[EXERCISE]: Pull every line containing the word "after" from the records.

[DATASET]:
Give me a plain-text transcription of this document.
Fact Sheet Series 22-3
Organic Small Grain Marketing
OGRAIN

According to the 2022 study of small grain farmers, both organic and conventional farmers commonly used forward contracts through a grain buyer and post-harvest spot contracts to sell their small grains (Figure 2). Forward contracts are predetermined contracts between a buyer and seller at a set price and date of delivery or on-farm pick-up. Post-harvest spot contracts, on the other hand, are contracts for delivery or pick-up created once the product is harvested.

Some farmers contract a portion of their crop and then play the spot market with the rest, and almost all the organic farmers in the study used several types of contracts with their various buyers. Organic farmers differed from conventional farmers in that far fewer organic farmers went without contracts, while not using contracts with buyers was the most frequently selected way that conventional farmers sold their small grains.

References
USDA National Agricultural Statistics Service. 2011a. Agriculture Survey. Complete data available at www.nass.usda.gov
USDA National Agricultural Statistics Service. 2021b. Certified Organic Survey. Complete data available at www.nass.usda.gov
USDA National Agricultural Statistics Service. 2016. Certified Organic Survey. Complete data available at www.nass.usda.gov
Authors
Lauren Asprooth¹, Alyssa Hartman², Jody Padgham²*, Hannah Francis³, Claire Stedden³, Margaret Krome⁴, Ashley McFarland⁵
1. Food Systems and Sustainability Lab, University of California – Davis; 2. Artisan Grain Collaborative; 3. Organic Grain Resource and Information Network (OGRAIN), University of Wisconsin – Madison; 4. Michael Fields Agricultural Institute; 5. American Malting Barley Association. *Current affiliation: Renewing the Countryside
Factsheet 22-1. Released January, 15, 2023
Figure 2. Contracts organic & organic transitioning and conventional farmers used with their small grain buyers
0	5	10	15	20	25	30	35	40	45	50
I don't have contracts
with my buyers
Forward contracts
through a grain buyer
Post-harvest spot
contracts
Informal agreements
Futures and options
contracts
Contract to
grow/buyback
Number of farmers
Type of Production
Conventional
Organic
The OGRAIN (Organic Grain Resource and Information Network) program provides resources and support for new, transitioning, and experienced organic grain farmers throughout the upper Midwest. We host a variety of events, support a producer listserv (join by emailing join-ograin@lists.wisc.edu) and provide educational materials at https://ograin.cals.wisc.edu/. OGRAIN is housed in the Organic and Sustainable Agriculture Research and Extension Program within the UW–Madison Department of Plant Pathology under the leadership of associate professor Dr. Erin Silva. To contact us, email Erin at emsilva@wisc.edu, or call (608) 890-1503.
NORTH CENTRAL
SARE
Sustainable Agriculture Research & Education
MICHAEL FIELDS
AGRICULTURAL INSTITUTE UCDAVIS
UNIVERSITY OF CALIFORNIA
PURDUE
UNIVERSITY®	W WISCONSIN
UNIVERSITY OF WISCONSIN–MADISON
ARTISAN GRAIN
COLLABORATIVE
==
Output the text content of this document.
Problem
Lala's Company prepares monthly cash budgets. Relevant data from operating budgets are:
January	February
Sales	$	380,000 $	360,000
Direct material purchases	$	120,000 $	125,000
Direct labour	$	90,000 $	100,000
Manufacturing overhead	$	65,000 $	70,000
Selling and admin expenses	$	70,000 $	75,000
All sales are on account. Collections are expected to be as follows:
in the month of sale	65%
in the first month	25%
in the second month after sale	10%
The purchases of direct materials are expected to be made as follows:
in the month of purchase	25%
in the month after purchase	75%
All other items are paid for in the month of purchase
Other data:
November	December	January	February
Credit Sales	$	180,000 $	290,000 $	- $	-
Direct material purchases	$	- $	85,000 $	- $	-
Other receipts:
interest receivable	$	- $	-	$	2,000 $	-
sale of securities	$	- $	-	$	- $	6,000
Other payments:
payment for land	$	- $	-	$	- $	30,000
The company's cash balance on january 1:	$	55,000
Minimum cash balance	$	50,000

[COMPLETED TASK]:
in the second month after sale	10%
in the month after purchase	75%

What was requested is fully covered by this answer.